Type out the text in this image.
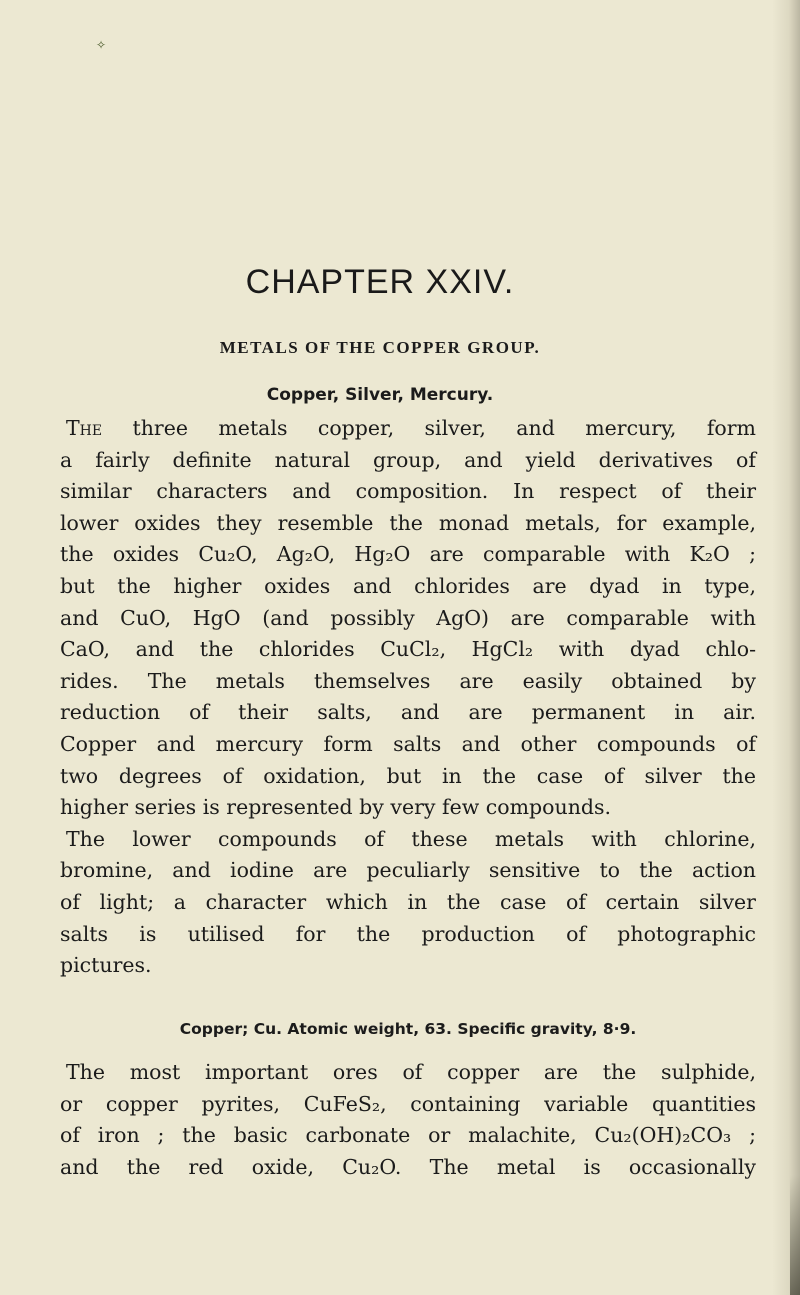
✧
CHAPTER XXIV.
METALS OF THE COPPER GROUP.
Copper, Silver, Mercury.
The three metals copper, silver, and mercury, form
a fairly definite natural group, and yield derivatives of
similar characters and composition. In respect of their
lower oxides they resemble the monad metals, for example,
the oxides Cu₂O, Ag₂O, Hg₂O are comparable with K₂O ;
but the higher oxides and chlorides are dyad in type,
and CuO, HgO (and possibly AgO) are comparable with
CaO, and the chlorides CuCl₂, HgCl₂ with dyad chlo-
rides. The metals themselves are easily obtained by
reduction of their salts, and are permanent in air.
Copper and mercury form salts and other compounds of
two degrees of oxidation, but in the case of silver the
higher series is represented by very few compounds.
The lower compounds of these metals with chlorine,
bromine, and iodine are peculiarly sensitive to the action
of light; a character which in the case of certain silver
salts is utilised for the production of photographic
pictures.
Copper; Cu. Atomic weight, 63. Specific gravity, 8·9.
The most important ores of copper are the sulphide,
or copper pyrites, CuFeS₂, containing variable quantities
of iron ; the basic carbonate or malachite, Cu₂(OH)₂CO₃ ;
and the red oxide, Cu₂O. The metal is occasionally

++++++++

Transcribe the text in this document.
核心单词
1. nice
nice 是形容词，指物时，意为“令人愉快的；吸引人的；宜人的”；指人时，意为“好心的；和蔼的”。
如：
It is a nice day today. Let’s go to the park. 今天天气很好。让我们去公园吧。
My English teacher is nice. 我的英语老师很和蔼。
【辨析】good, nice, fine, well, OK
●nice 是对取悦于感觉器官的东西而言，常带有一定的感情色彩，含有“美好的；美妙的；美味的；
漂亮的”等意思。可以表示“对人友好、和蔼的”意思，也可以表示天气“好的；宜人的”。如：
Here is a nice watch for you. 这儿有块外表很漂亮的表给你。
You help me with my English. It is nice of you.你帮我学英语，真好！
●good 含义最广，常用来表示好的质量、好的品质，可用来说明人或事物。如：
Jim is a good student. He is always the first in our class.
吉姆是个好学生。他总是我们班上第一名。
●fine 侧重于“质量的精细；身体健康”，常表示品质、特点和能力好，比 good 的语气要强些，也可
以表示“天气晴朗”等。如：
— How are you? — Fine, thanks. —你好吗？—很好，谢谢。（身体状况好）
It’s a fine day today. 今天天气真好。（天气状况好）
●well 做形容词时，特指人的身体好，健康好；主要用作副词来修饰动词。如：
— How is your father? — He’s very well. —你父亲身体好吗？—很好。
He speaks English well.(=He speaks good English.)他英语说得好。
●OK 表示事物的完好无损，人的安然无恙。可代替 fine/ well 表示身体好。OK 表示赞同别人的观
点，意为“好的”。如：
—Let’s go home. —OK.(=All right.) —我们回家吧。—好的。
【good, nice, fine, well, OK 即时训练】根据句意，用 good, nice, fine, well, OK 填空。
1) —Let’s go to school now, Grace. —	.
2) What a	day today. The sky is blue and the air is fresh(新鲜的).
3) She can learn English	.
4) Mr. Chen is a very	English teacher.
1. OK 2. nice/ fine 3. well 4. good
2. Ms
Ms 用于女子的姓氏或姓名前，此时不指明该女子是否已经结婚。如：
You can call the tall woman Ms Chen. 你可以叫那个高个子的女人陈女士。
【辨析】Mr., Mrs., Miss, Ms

++++++++

TO BE DONE ::
All lines above containing the string "teacher" are to be collected.

COMPLETE ANSWER ::
My English teacher is nice. 我的英语老师很和蔼。
4) Mr. Chen is a very	English teacher.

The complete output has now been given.